===== RECORD LIST =====

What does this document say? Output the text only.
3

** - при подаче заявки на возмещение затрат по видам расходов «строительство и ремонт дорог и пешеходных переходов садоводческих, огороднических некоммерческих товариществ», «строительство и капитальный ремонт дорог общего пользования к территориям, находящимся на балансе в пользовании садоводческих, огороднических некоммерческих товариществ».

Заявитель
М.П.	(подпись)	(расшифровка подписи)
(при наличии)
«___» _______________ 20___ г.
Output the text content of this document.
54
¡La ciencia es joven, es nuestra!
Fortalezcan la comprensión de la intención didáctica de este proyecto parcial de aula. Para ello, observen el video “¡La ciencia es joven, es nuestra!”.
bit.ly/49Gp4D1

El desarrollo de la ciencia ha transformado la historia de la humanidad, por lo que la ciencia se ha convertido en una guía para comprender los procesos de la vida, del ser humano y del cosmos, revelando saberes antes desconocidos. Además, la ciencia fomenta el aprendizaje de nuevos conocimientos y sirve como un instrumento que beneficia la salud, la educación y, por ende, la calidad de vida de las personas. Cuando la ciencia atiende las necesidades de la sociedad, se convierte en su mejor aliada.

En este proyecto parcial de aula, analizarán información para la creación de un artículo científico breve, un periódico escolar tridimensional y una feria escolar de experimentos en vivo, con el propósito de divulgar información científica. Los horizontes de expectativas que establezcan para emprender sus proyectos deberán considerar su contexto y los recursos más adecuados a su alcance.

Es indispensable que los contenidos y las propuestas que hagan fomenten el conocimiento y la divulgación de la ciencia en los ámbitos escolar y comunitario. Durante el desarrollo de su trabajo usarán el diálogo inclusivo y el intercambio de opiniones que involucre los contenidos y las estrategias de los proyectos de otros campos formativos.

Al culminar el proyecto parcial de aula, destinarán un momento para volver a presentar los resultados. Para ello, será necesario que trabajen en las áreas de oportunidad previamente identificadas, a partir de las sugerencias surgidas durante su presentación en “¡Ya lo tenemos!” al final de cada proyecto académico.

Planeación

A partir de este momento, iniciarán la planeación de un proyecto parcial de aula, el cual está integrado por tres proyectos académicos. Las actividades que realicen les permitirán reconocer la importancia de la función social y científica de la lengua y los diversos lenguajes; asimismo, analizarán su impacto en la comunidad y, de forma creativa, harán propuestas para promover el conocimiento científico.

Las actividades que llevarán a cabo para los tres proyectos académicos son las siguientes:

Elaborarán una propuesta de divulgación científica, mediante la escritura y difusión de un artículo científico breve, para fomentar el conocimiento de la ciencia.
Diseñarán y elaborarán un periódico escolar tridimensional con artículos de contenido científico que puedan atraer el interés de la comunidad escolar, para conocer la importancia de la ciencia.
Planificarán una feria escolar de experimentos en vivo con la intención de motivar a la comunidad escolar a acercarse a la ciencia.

=====

### WRITTEN PROBLEM
Restate the data above word for word.

### SOLUTION FOR THIS EXERCISE
What does this document say? Output the text only.
3

** - при подаче заявки на возмещение затрат по видам расходов «строительство и ремонт дорог и пешеходных переходов садоводческих, огороднических некоммерческих товариществ», «строительство и капитальный ремонт дорог общего пользования к территориям, находящимся на балансе в пользовании садоводческих, огороднических некоммерческих товариществ».

Заявитель
М.П.	(подпись)	(расшифровка подписи)
(при наличии)
«___» _______________ 20___ г.
Output the text content of this document.
54
¡La ciencia es joven, es nuestra!
Fortalezcan la comprensión de la intención didáctica de este proyecto parcial de aula. Para ello, observen el video “¡La ciencia es joven, es nuestra!”.
bit.ly/49Gp4D1

El desarrollo de la ciencia ha transformado la historia de la humanidad, por lo que la ciencia se ha convertido en una guía para comprender los procesos de la vida, del ser humano y del cosmos, revelando saberes antes desconocidos. Además, la ciencia fomenta el aprendizaje de nuevos conocimientos y sirve como un instrumento que beneficia la salud, la educación y, por ende, la calidad de vida de las personas. Cuando la ciencia atiende las necesidades de la sociedad, se convierte en su mejor aliada.

En este proyecto parcial de aula, analizarán información para la creación de un artículo científico breve, un periódico escolar tridimensional y una feria escolar de experimentos en vivo, con el propósito de divulgar información científica. Los horizontes de expectativas que establezcan para emprender sus proyectos deberán considerar su contexto y los recursos más adecuados a su alcance.

Es indispensable que los contenidos y las propuestas que hagan fomenten el conocimiento y la divulgación de la ciencia en los ámbitos escolar y comunitario. Durante el desarrollo de su trabajo usarán el diálogo inclusivo y el intercambio de opiniones que involucre los contenidos y las estrategias de los proyectos de otros campos formativos.

Al culminar el proyecto parcial de aula, destinarán un momento para volver a presentar los resultados. Para ello, será necesario que trabajen en las áreas de oportunidad previamente identificadas, a partir de las sugerencias surgidas durante su presentación en “¡Ya lo tenemos!” al final de cada proyecto académico.

Planeación

A partir de este momento, iniciarán la planeación de un proyecto parcial de aula, el cual está integrado por tres proyectos académicos. Las actividades que realicen les permitirán reconocer la importancia de la función social y científica de la lengua y los diversos lenguajes; asimismo, analizarán su impacto en la comunidad y, de forma creativa, harán propuestas para promover el conocimiento científico.

Las actividades que llevarán a cabo para los tres proyectos académicos son las siguientes:

Elaborarán una propuesta de divulgación científica, mediante la escritura y difusión de un artículo científico breve, para fomentar el conocimiento de la ciencia.
Diseñarán y elaborarán un periódico escolar tridimensional con artículos de contenido científico que puedan atraer el interés de la comunidad escolar, para conocer la importancia de la ciencia.
Planificarán una feria escolar de experimentos en vivo con la intención de motivar a la comunidad escolar a acercarse a la ciencia.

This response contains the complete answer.